Written task: Give all of the lines again exactly as they read.

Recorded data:
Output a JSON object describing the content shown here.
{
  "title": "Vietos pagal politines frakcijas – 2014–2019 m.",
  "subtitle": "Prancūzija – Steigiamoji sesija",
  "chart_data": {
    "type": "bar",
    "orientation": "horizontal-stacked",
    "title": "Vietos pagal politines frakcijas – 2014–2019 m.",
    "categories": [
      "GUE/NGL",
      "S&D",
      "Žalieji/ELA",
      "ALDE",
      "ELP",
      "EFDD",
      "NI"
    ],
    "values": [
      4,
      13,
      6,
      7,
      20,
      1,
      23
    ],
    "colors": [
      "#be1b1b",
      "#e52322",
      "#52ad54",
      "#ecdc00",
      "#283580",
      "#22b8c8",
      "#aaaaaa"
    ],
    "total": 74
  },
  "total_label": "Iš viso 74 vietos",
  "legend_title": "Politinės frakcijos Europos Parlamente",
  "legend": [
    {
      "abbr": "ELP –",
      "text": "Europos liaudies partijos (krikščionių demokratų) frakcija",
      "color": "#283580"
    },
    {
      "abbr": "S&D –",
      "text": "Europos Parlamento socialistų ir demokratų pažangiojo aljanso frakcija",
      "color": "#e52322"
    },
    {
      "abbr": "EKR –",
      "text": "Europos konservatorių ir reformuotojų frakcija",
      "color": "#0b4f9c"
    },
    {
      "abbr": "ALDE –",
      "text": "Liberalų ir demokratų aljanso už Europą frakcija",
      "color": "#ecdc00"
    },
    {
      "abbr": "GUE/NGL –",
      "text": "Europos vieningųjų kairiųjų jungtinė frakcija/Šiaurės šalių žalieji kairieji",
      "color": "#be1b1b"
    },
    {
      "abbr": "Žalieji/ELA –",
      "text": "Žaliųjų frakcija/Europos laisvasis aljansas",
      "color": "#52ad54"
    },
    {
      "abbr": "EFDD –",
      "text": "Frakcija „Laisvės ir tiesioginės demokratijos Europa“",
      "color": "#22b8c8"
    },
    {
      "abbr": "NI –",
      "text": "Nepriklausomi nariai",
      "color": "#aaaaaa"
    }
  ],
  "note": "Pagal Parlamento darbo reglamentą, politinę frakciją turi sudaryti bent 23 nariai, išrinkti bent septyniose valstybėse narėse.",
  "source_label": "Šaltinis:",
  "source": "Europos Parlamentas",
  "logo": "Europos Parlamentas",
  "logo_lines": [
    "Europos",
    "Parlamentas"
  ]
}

Complete answer:
Output a JSON object describing the content shown here.
{
  "title": "Vietos pagal politines frakcijas – 2014–2019 m.",
  "subtitle": "Prancūzija – Steigiamoji sesija",
  "chart_data": {
    "type": "bar",
    "orientation": "horizontal-stacked",
    "title": "Vietos pagal politines frakcijas – 2014–2019 m.",
    "categories": [
      "GUE/NGL",
      "S&D",
      "Žalieji/ELA",
      "ALDE",
      "ELP",
      "EFDD",
      "NI"
    ],
    "values": [
      4,
      13,
      6,
      7,
      20,
      1,
      23
    ],
    "colors": [
      "#be1b1b",
      "#e52322",
      "#52ad54",
      "#ecdc00",
      "#283580",
      "#22b8c8",
      "#aaaaaa"
    ],
    "total": 74
  },
  "total_label": "Iš viso 74 vietos",
  "legend_title": "Politinės frakcijos Europos Parlamente",
  "legend": [
    {
      "abbr": "ELP –",
      "text": "Europos liaudies partijos (krikščionių demokratų) frakcija",
      "color": "#283580"
    },
    {
      "abbr": "S&D –",
      "text": "Europos Parlamento socialistų ir demokratų pažangiojo aljanso frakcija",
      "color": "#e52322"
    },
    {
      "abbr": "EKR –",
      "text": "Europos konservatorių ir reformuotojų frakcija",
      "color": "#0b4f9c"
    },
    {
      "abbr": "ALDE –",
      "text": "Liberalų ir demokratų aljanso už Europą frakcija",
      "color": "#ecdc00"
    },
    {
      "abbr": "GUE/NGL –",
      "text": "Europos vieningųjų kairiųjų jungtinė frakcija/Šiaurės šalių žalieji kairieji",
      "color": "#be1b1b"
    },
    {
      "abbr": "Žalieji/ELA –",
      "text": "Žaliųjų frakcija/Europos laisvasis aljansas",
      "color": "#52ad54"
    },
    {
      "abbr": "EFDD –",
      "text": "Frakcija „Laisvės ir tiesioginės demokratijos Europa“",
      "color": "#22b8c8"
    },
    {
      "abbr": "NI –",
      "text": "Nepriklausomi nariai",
      "color": "#aaaaaa"
    }
  ],
  "note": "Pagal Parlamento darbo reglamentą, politinę frakciją turi sudaryti bent 23 nariai, išrinkti bent septyniose valstybėse narėse.",
  "source_label": "Šaltinis:",
  "source": "Europos Parlamentas",
  "logo": "Europos Parlamentas",
  "logo_lines": [
    "Europos",
    "Parlamentas"
  ]
}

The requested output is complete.